◆ EXERCISE OBJECTIVE
Go through the records and copy each line where the word "ствола" occurs.

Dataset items
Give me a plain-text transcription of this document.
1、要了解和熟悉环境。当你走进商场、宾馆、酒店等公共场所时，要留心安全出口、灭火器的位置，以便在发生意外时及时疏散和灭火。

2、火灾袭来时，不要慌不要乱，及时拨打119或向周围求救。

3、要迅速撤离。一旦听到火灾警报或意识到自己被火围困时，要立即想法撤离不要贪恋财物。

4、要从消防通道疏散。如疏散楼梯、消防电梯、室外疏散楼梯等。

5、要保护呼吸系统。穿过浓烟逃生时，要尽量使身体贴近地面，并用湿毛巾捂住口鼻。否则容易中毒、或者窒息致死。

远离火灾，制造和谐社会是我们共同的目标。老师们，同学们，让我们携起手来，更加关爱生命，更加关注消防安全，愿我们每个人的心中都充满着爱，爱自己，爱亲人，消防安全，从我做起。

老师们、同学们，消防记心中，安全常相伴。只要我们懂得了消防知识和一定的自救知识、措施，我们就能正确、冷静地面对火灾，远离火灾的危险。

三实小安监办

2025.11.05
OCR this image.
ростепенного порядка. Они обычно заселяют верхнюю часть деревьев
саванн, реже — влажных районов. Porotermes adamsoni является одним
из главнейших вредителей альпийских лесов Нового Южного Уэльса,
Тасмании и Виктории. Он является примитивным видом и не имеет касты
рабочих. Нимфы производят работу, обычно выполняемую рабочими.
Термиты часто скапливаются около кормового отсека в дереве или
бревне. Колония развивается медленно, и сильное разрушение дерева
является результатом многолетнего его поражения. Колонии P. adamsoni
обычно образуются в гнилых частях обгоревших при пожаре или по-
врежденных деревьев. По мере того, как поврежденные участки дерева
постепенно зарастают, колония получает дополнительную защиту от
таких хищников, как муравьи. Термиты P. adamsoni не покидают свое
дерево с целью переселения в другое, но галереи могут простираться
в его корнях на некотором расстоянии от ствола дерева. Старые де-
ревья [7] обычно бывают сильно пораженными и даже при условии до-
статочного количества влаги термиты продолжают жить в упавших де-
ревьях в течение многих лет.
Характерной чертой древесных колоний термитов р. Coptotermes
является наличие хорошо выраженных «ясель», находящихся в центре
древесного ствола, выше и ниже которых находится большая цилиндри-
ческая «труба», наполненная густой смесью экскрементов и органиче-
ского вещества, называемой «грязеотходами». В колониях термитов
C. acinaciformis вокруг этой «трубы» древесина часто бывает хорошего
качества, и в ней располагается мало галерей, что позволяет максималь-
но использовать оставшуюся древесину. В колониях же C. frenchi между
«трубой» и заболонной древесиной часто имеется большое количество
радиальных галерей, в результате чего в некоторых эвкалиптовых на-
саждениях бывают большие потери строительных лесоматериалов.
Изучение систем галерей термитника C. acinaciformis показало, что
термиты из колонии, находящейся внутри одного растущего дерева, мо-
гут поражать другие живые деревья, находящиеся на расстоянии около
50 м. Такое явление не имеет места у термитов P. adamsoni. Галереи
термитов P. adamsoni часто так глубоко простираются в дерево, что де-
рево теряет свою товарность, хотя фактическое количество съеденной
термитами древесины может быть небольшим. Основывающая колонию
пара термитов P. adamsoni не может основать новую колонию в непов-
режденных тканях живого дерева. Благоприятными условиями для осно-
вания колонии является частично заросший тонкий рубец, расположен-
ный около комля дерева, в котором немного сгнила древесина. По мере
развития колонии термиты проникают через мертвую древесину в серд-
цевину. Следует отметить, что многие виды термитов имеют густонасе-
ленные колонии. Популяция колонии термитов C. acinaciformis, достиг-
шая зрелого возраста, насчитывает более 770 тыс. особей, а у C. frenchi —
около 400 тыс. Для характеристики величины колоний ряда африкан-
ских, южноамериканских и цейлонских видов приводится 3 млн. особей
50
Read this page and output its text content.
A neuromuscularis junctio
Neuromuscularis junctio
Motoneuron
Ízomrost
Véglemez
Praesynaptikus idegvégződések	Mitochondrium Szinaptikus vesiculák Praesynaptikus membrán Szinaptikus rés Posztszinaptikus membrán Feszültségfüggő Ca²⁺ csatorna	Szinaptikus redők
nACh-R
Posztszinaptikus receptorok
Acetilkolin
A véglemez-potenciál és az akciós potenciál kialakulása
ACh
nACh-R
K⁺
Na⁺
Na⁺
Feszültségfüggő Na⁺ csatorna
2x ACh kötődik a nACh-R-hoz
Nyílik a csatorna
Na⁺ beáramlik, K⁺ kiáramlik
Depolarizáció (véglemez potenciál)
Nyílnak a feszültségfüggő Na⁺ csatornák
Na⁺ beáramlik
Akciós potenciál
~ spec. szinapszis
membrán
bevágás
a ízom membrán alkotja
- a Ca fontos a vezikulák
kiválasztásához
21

◆ RESULT OF THE EXERCISE
в его корнях на некотором расстоянии от ствола дерева. Старые де-
древесного ствола, выше и ниже которых находится большая цилиндри-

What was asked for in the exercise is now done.